Required work
Report how many lines below contain the word "control". Give only the number.
— Begin —
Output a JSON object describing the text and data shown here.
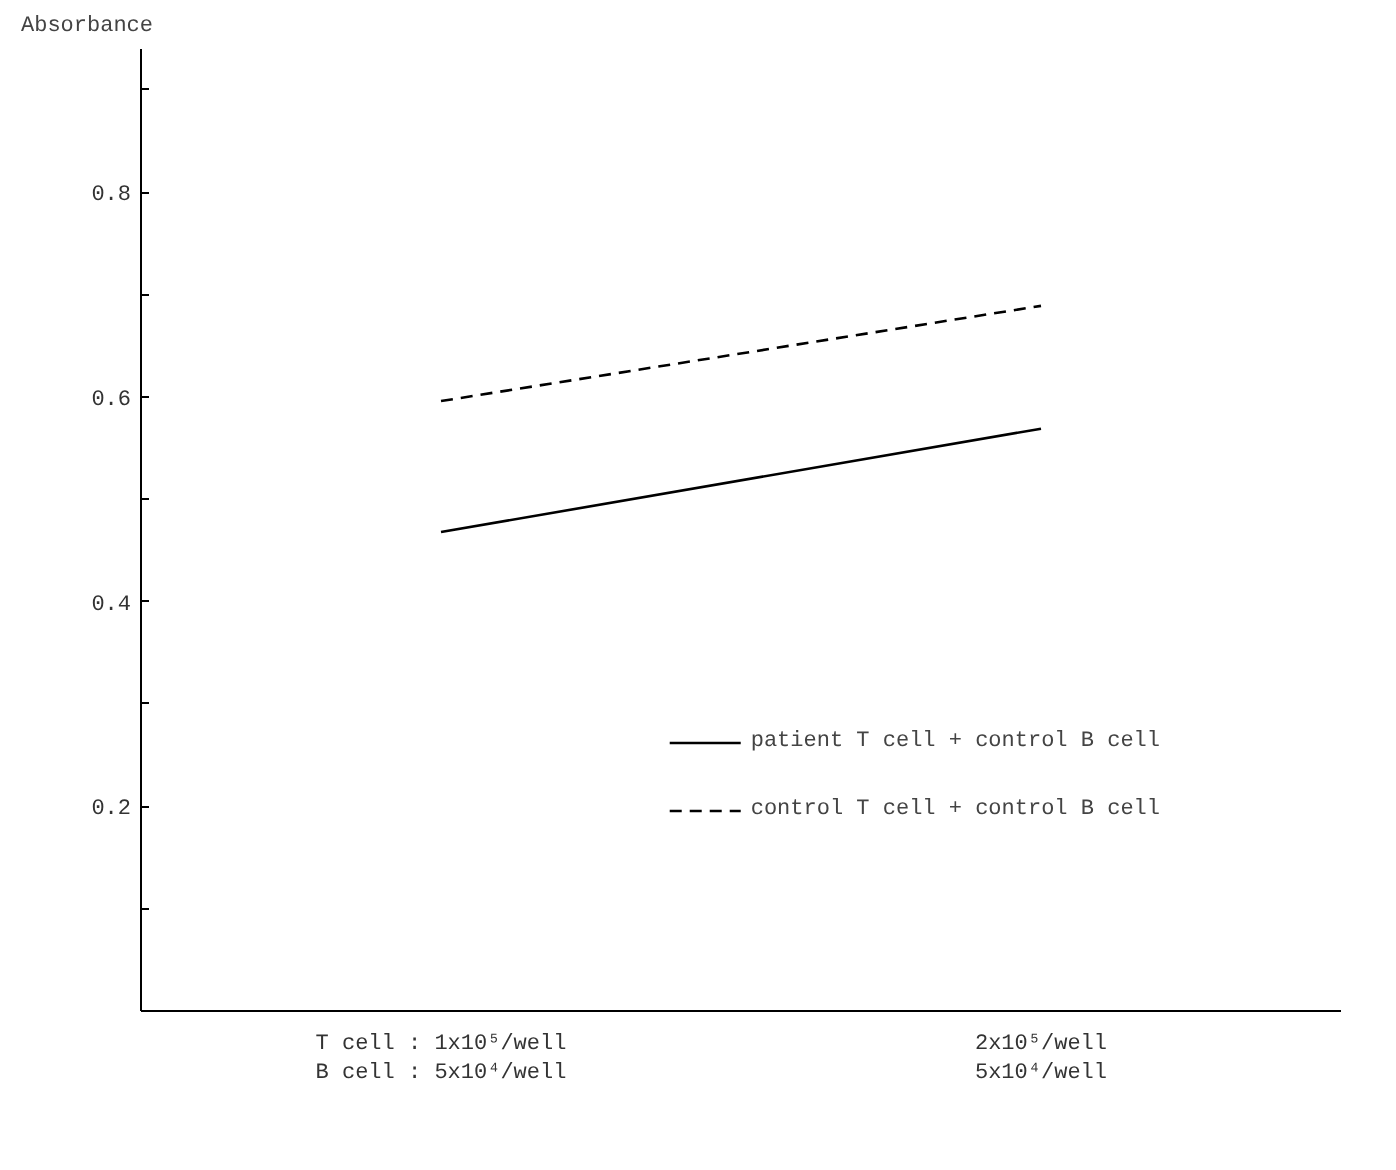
{
  "chart_data": {
    "type": "line",
    "ylabel": "Absorbance",
    "categories": [
      "T cell : 1x10⁵/well\nB cell : 5x10⁴/well",
      "2x10⁵/well\n5x10⁴/well"
    ],
    "ylim": [
      0,
      0.94
    ],
    "yticks": [
      {
        "value": 0.1,
        "label": null
      },
      0.2,
      {
        "value": 0.3,
        "label": null
      },
      0.4,
      {
        "value": 0.5,
        "label": null
      },
      0.6,
      {
        "value": 0.7,
        "label": null
      },
      0.8,
      {
        "value": 0.9,
        "label": null
      }
    ],
    "series": [
      {
        "name": "patient T cell + control B cell",
        "color": "#000000",
        "line_style": "solid",
        "values": [
          0.468,
          0.569
        ]
      },
      {
        "name": "control T cell + control B cell",
        "color": "#000000",
        "line_style": "dashed",
        "values": [
          0.596,
          0.689
        ]
      }
    ],
    "legend": "bottom right",
    "grid": false,
    "marker": "none"
  }
}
— End —
Response for this exercise
2